>> Start DATASET
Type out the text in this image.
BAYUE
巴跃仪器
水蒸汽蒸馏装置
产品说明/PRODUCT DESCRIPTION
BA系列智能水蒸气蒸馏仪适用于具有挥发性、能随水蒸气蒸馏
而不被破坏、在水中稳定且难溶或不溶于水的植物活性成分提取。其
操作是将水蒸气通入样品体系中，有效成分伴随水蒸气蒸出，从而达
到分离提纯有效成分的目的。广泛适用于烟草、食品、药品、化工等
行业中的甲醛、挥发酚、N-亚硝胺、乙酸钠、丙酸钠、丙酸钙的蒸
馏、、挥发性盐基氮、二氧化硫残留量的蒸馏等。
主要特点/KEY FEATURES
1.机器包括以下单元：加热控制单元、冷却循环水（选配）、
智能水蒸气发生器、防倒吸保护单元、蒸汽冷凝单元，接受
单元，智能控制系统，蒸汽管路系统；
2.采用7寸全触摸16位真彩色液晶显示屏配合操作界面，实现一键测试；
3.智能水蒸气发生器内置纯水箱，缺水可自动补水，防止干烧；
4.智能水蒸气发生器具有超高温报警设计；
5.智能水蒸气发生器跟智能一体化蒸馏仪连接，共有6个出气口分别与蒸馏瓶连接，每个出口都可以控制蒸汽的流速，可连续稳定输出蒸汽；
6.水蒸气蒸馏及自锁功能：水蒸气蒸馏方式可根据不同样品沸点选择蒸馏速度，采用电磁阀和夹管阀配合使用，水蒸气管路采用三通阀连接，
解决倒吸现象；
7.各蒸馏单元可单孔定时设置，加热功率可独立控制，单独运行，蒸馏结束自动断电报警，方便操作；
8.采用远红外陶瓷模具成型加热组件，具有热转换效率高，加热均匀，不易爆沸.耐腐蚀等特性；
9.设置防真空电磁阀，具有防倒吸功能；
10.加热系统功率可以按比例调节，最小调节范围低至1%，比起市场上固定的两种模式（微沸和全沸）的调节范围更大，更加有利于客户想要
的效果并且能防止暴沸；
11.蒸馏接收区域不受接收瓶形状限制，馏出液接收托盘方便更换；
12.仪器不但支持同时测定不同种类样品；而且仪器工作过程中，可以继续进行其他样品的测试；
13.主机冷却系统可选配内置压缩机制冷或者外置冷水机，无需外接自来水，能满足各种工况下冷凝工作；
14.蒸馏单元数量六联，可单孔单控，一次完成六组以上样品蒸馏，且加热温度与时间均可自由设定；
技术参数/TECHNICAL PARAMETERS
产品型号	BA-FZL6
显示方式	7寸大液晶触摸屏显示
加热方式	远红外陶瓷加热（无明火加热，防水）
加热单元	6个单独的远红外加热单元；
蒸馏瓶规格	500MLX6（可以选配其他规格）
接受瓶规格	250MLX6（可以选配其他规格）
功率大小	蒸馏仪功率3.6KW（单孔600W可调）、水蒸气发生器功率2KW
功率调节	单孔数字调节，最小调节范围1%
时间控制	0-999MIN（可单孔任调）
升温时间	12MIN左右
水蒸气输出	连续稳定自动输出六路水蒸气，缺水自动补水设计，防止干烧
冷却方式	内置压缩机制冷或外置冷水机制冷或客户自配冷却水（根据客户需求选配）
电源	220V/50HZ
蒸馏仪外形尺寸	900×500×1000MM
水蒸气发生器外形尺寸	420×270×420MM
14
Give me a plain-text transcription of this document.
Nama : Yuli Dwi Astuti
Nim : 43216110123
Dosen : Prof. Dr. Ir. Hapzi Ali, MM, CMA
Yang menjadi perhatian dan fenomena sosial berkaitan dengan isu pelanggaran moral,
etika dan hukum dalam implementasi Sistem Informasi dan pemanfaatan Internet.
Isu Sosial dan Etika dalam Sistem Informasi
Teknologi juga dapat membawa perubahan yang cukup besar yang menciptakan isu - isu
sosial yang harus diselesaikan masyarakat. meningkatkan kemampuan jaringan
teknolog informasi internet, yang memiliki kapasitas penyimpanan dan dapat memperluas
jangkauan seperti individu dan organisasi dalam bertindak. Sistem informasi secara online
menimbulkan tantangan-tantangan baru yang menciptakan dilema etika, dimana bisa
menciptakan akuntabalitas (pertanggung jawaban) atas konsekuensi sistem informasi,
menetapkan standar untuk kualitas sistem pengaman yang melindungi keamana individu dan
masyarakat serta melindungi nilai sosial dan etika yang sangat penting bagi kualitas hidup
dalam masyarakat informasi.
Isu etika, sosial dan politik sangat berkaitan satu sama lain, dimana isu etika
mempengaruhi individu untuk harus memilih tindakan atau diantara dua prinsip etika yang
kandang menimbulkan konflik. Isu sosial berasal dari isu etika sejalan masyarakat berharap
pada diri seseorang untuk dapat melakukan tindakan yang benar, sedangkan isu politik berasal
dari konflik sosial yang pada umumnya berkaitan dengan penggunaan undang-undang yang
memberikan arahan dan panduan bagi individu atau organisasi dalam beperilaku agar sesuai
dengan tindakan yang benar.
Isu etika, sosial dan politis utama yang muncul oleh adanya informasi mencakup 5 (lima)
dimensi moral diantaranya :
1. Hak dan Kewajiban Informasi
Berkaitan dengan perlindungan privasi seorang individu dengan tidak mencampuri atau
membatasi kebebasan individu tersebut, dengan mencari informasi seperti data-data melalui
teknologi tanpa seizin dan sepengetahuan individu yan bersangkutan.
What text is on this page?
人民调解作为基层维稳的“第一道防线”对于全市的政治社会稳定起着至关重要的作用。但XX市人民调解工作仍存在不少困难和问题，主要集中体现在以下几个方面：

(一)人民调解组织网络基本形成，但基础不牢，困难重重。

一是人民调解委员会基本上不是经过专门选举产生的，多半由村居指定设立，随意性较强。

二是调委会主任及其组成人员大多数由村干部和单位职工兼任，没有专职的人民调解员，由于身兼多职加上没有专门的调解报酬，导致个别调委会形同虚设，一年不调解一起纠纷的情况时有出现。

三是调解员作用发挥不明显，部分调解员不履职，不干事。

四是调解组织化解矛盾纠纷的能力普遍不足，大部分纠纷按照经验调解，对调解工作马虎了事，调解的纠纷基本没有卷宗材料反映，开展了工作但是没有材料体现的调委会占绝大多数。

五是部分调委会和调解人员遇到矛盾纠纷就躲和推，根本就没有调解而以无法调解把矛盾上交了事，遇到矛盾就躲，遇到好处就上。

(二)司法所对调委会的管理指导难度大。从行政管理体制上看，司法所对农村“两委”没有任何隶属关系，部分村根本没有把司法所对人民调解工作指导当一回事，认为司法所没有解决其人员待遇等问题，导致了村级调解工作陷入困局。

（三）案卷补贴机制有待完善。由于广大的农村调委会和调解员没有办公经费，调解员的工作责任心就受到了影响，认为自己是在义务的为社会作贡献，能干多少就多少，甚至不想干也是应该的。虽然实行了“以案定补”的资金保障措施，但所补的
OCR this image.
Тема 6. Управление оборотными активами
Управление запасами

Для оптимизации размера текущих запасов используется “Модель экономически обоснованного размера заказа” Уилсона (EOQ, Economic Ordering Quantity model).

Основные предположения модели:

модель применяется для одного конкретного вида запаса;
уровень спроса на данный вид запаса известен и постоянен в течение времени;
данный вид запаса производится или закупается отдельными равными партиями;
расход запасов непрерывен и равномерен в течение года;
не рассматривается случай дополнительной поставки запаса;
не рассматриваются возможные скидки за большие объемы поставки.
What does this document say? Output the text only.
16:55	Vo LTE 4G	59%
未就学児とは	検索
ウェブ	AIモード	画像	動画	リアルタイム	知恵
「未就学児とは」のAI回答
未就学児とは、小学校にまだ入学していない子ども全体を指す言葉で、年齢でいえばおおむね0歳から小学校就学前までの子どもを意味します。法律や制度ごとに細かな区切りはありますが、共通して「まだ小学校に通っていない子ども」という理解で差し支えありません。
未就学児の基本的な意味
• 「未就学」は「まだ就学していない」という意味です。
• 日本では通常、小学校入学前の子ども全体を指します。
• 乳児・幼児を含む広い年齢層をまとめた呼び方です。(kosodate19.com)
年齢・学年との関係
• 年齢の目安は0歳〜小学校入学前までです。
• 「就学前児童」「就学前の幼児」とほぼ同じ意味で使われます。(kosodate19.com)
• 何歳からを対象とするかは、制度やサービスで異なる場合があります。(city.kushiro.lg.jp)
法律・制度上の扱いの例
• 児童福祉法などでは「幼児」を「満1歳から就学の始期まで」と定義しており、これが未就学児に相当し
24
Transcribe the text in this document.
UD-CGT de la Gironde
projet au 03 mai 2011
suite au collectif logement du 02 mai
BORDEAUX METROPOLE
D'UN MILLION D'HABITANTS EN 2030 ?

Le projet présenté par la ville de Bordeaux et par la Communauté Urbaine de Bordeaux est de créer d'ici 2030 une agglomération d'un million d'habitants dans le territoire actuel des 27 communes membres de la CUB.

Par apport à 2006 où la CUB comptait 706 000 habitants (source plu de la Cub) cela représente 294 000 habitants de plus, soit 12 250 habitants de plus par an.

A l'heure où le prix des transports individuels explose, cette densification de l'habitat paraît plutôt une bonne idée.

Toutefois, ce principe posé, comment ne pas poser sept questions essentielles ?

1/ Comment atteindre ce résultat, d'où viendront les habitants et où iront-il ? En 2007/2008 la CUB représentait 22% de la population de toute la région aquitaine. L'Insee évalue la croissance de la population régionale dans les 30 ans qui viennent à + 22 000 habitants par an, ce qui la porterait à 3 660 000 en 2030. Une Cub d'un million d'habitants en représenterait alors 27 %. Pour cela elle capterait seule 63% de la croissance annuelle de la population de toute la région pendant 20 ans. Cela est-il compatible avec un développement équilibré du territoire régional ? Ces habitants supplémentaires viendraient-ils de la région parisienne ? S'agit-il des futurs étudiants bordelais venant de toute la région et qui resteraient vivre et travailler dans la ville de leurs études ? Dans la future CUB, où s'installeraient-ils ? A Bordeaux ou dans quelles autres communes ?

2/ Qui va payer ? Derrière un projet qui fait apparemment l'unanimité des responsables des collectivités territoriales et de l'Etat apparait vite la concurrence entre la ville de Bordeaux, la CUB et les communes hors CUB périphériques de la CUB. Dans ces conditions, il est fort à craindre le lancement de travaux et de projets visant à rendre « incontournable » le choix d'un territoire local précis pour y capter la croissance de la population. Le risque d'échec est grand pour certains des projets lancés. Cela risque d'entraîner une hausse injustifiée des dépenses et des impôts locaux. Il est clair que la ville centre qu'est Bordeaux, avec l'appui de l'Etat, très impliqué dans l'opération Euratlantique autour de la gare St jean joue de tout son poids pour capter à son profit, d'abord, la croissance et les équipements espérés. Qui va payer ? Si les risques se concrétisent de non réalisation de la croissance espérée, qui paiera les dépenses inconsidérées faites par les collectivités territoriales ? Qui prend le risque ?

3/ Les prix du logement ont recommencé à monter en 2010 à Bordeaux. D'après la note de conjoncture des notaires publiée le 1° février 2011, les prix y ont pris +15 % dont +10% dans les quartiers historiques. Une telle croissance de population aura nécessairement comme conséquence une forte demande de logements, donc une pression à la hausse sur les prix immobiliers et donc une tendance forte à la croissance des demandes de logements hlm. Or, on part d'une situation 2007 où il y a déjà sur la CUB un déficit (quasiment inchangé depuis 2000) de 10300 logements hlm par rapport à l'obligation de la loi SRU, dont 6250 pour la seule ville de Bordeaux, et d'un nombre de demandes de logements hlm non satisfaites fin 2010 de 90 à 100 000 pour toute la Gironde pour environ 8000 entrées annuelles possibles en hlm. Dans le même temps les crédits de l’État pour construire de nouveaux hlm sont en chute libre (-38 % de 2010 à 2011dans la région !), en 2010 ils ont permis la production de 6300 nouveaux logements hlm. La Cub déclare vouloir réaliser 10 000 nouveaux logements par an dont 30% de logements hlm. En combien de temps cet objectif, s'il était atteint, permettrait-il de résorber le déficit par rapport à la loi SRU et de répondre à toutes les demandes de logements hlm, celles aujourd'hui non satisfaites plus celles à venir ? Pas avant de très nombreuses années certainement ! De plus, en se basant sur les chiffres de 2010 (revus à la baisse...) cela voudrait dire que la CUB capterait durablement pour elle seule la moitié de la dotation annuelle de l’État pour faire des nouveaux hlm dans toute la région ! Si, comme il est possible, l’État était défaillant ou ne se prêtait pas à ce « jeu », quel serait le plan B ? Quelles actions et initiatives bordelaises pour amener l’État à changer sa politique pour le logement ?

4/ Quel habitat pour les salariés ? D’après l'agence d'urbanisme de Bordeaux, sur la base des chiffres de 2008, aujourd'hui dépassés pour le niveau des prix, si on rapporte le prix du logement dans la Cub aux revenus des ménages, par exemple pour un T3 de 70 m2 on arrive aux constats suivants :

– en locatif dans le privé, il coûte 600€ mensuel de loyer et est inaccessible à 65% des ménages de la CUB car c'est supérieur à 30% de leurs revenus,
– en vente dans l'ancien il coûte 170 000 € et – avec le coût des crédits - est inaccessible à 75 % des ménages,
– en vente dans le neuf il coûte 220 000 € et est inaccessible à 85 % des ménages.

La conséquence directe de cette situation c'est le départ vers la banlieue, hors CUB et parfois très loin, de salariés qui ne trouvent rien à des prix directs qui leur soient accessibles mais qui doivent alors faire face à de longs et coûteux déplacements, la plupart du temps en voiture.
>> End DATASET
## [OBJECTIVE]
From the entries above, copy every line containing the word "projet".

## [REPLY]
projet au 03 mai 2011
Le projet présenté par la ville de Bordeaux et par la Communauté Urbaine de Bordeaux est de créer d'ici 2030 une agglomération d'un million d'habitants dans le territoire actuel des 27 communes membres de la CUB.
2/ Qui va payer ? Derrière un projet qui fait apparemment l'unanimité des responsables des collectivités territoriales et de l'Etat apparait vite la concurrence entre la ville de Bordeaux, la CUB et les communes hors CUB périphériques de la CUB. Dans ces conditions, il est fort à craindre le lancement de travaux et de projets visant à rendre « incontournable » le choix d'un territoire local précis pour y capter la croissance de la population. Le risque d'échec est grand pour certains des projets lancés. Cela risque d'entraîner une hausse injustifiée des dépenses et des impôts locaux. Il est clair que la ville centre qu'est Bordeaux, avec l'appui de l'Etat, très impliqué dans l'opération Euratlantique autour de la gare St jean joue de tout son poids pour capter à son profit, d'abord, la croissance et les équipements espérés. Qui va payer ? Si les risques se concrétisent de non réalisation de la croissance espérée, qui paiera les dépenses inconsidérées faites par les collectivités territoriales ? Qui prend le risque ?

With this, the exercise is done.